— Start Material for the task —

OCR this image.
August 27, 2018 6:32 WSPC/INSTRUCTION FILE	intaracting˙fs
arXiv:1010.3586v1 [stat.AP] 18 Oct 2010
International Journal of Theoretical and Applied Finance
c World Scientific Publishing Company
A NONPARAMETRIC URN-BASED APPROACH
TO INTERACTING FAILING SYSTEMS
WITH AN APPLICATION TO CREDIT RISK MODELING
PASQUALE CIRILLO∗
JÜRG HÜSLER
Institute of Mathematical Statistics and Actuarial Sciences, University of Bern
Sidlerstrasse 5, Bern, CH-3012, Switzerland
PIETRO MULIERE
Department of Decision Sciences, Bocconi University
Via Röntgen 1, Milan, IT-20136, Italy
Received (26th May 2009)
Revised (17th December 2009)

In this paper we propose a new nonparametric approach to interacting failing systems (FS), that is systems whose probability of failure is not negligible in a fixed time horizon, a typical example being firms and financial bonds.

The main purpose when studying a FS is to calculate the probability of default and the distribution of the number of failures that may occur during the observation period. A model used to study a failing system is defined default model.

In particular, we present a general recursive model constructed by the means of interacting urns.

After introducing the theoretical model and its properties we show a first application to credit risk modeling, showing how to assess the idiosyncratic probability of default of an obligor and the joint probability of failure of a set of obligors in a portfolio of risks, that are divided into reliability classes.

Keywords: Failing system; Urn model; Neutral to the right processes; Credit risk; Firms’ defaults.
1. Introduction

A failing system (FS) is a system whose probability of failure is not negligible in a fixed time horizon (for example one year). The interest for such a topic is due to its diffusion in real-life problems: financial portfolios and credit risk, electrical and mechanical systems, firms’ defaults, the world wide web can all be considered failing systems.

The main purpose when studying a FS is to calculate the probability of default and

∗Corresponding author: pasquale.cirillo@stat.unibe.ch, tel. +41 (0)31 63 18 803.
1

— End Material for the task —

Collect every line with the string "Bern" from the records, and copy each.

◆ Expected answer
Institute of Mathematical Statistics and Actuarial Sciences, University of Bern
Sidlerstrasse 5, Bern, CH-3012, Switzerland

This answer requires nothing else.